* Document:
════

Data Science for Cricket
Authored by Raghunathan Rengaswamy, IIT Madras
Data Science, ML, AI are
the flavors of the season all over the world and India is no exception. Interest in these techniques is at a fever
pitch; academicians and industrial practitioners alike are exploring the
fundamental underpinnings and application potential of these techniques. As a result, data science is being evaluated
for implementation in all imaginable fields and sub-fields. Sports is one such area with tremendous
potential for data science applications.
While sports analytics has been around for a long time, sabermetrics
being a prime example, the scale of what can be achieved now with analytics is
quite stupendous. Disparate data from
various sources can be collected and analyzed towards making decisions
regarding almost all aspects of any sport.
Take cricket, which is the focus of this blog, as an example. Ball-by-ball commentary, video feed, bats
that are actual IoT devices producing fascinating information, can all be merged
together for analysis. This blog describes
a data science tool for cricket that was created in India by ESPNcricinfo, IIT
Madras, and Gyan Data Private Limited (GDPL).
While one would usually associate sport analytics with tools that can be
used to improve player performance or game outcomes, this effort targeted
enriching spectator experience. The aim was to go beyond traditional statistics
by bringing in multiple layers of nuanced analysis that heightens the
sport-lovers’ engagement with the game.
This particular effort was
a result of ESPNcricinfo’s interest in rationally addressing two talking-points
that seize spectators the most. The
first one is related to the impact of luck on the result of a game. The second is
on deciding how important a particular performance is to the outcome of a game
or equivalently, quantification of an inherent value of a performance that
takes into account as much game context as possible. Sport lovers would surely have participated
in arguments centered on these two themes.
At the end of these discussions - usually highly energetic and
contentious - one is more often than not left with a sense of dissatisfaction
or non-closure. ESPNcricinfo wanted to arm
the debaters with a little more data-based reasoning to bolster their arguments.
In other words, the effort was to mathematically frame these questions, albeit not
from a viewpoint of definitive answers (which obviously is not possible), but
from a spectator engagement perspective.

════

* Data entries:

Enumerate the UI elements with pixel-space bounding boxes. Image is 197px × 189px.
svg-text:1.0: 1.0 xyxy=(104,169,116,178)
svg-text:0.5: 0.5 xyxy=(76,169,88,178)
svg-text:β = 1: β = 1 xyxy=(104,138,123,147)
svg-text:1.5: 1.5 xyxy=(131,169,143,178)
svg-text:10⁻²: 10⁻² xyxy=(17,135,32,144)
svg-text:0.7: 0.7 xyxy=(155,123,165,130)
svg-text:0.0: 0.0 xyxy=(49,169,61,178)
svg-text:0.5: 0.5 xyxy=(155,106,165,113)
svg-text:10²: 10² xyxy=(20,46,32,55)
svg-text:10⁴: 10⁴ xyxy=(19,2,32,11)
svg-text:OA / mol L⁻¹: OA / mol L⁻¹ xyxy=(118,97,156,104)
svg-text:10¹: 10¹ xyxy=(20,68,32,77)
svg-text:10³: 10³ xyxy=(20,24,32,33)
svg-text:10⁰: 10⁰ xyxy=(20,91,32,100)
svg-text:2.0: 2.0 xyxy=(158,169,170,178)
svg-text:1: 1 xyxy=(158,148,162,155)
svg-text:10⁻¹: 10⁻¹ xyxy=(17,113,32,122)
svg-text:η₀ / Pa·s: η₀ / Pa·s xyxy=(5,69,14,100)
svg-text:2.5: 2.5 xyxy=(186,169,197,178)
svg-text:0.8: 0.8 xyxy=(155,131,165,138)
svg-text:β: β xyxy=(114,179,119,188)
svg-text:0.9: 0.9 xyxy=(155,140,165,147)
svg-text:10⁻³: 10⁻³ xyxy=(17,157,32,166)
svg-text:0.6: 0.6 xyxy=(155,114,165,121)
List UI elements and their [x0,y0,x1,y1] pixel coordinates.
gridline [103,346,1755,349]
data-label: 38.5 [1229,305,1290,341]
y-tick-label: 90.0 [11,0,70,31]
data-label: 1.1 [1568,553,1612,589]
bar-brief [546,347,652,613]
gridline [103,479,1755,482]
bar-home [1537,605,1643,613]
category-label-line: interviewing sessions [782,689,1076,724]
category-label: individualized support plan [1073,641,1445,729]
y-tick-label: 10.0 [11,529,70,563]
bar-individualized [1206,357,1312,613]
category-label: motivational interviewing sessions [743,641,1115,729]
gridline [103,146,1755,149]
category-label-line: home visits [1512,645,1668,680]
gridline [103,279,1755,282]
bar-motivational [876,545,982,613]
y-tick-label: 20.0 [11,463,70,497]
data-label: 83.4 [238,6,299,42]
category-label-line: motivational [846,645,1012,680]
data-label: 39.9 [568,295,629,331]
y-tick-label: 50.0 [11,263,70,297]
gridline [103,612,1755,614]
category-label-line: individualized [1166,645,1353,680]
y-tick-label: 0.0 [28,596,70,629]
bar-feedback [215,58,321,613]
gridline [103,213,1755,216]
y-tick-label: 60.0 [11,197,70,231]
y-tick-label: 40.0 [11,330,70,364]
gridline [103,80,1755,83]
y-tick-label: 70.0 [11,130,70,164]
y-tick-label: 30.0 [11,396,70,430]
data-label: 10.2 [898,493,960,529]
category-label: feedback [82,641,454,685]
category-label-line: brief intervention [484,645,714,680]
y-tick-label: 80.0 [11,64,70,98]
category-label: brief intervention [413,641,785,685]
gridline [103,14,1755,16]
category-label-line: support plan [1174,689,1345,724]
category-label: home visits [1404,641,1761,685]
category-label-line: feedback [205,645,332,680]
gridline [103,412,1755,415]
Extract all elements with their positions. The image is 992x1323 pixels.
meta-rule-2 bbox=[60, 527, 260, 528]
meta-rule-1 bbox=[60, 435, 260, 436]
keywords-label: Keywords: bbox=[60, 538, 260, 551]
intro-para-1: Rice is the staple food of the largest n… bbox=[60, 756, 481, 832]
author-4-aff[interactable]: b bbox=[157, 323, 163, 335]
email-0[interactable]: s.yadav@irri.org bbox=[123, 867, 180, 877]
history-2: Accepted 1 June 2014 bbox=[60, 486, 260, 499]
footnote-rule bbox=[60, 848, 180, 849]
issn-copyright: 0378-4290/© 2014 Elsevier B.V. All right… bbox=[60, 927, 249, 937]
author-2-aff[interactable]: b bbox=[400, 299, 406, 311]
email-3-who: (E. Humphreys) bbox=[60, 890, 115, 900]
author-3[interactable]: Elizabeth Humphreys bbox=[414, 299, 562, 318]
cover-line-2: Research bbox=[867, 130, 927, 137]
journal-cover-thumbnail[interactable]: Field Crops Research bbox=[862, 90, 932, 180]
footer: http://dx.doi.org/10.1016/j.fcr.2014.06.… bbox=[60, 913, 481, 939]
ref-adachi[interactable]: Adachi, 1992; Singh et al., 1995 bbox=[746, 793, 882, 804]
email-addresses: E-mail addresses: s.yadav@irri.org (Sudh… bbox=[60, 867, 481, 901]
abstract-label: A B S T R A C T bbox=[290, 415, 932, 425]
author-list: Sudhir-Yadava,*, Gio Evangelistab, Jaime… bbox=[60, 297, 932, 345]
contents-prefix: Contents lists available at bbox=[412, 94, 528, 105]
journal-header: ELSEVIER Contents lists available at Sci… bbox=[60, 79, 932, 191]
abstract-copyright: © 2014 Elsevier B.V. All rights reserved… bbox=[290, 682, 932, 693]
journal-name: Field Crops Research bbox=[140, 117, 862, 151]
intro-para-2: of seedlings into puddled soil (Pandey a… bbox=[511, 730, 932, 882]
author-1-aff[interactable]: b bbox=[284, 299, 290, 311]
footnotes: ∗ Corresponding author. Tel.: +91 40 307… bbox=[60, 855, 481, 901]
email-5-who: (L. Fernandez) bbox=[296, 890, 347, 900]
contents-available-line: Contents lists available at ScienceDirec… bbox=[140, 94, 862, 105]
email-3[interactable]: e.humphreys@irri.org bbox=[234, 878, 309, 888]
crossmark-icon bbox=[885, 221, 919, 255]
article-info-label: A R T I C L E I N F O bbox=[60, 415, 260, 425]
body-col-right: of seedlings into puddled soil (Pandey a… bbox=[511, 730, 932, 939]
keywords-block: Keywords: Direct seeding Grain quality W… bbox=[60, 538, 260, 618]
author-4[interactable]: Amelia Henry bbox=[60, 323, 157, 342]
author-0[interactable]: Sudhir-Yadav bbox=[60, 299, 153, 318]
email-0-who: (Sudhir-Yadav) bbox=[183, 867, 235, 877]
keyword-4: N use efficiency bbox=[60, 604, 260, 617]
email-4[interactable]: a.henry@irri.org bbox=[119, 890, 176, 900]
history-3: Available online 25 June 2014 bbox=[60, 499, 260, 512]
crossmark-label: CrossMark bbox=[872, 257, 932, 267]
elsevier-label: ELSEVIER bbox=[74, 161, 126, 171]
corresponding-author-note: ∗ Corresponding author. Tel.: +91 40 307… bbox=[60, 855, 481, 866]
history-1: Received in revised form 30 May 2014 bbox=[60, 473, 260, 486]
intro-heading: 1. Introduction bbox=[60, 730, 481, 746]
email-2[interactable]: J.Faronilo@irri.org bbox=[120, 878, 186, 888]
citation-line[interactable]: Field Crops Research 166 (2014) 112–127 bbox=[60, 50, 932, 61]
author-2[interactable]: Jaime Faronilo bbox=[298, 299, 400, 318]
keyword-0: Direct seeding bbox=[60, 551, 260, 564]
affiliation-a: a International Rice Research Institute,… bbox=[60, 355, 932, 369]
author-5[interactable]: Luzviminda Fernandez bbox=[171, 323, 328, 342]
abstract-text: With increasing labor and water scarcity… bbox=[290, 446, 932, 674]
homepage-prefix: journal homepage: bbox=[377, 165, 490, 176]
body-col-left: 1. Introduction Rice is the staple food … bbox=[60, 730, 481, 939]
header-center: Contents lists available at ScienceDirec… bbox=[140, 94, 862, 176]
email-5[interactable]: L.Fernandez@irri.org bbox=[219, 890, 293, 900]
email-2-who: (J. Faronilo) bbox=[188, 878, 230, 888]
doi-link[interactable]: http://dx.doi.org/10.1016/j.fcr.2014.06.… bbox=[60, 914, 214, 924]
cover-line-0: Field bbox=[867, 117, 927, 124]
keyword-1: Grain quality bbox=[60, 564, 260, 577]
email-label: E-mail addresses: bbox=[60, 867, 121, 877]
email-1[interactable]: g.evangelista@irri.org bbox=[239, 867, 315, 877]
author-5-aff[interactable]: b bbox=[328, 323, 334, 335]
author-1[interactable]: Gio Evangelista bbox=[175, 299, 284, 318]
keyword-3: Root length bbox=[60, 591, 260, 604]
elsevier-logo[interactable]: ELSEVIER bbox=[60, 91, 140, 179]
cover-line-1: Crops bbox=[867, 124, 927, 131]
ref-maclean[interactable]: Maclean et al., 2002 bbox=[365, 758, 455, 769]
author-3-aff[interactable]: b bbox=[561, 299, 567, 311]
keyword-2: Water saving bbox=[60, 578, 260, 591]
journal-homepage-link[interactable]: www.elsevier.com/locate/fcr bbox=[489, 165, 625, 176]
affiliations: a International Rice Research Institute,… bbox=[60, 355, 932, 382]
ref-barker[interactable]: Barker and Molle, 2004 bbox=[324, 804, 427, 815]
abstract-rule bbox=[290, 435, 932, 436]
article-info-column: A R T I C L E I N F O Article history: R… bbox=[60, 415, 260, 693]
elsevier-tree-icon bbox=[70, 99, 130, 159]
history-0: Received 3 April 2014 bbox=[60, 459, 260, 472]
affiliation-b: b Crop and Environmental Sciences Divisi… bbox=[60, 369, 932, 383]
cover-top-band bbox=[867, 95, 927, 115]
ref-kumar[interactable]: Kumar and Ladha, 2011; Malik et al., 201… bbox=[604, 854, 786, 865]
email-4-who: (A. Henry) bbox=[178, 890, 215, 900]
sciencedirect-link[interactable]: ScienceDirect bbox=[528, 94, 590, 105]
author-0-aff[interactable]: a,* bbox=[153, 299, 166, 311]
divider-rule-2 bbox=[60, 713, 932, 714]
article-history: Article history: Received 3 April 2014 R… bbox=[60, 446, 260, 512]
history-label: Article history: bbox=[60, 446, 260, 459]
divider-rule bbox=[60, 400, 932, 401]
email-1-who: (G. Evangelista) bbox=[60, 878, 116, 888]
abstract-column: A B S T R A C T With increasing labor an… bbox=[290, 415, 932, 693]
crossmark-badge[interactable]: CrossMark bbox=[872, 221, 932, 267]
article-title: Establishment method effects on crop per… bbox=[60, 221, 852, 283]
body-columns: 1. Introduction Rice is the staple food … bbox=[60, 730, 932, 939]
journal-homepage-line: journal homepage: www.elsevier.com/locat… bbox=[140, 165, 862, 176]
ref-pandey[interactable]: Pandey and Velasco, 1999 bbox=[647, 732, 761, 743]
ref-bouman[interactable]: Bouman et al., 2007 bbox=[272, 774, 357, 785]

════

* Written problem 1:
Answer each question using the article on data science for cricket:
(a) What does the article offer as a prime example of sports analytics that has been around for a long time?
(b) Which organizations created the data science tool for cricket described in the article?
(c) What is the first of the two talking-points that ESPNcricinfo wanted to address?
* Written problem 2: Extend the article on data science for cricket, carrying on from its final sentence.

* Right answer 1:
(a) Sabermetrics.
(b) ESPNcricinfo, IIT Madras, and Gyan Data Private Limited (GDPL).
(c) The impact of luck on the result of a game.

* Right answer 2:
At this juncture, many of you reading the blog may probably chuckle at
the foolhardiness of such an exercise. You might wonder how one would be able
to quantify a fundamentally abstract concept such as luck, especially in a
debate where the participants have pre-conceived notions and favorite teams. Let us pause here for a moment to enunciate
the fundamental guiding principle that underlies this work. Clearly, there is no unique best approach to address
this problem. Rather, it is desirable
that any approach that one develops satisfy the following two
requirements. One, consistent
application of the same approach to all scenarios leading to “apple-to-apple”
comparisons should be possible and two, it should make “cricketing sense”. At this point, there might be dismay that we
are trading one abstraction, “quantify luck” for another, “cricketing
sense”. If one were to think a little more
carefully, it will become apparent that this is not as arbitrary a concept as
may seem at first encounter. Assume that
you make a statement about some cricketing situation to a room full of
spectators. If a large majority of the
room agree to the statement, then the statement is deemed to make cricketing
sense. Of course, how one practically realizes
this (we cannot assemble a room full of spectators and do polling) is a tricky
question and in our case, a panel of ESPNcricinfo experts painstakingly checked
if the algorithm results make cricketing sense for the large number of games
that we tested on. Essentially, the
underlying idea is some form of “majority is right”, however small the sample
may be. We apply this principle to considerably
more important things in life than cricket.
Any result of a presidential style election, however important the
country be on the world stage, cannot be viewed as the right answer (in any
mathematical or practical sense) but as an answer that is delivered by a
majority (in some cases, not even that).
Let us return to the first
problem at hand. Given a score-card of a
game that is completed, how can we quantify the impact of luck on the game? In rather short order one would realize that
just a scorecard is not enough information.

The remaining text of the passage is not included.